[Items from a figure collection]
● ● ● ●

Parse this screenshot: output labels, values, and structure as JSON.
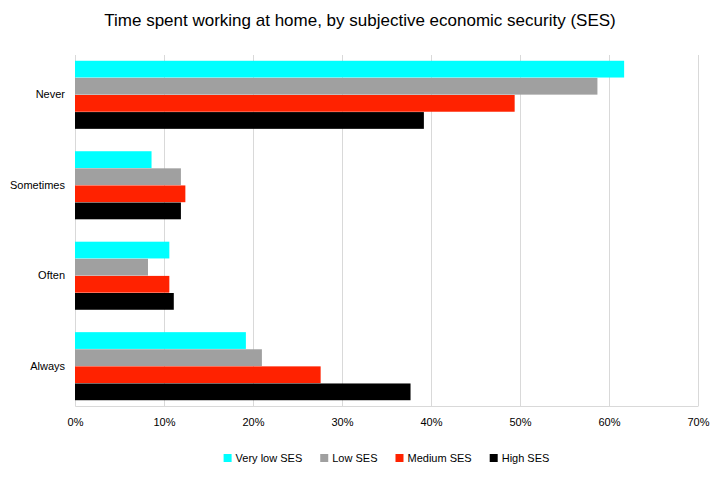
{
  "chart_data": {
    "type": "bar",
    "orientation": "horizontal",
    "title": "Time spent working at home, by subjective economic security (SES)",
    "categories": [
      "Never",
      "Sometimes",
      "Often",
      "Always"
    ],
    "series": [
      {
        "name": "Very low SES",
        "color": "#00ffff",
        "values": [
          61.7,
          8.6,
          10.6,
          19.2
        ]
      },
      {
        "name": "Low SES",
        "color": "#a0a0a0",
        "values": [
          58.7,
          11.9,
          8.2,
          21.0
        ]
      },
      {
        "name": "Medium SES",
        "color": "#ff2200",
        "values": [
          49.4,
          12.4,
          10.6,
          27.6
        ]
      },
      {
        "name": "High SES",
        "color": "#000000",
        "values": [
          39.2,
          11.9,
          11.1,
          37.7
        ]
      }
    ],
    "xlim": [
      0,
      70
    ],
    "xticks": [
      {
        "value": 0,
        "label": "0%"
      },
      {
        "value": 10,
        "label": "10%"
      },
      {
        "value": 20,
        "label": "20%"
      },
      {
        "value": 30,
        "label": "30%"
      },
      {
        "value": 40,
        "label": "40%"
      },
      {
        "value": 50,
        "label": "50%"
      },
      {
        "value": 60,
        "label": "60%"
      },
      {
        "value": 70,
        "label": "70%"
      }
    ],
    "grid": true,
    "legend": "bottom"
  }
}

● ● ● ●

What the task requires: Looking at the records above, count the lines where the word "color" appears. State only the number.

Exercise output: 4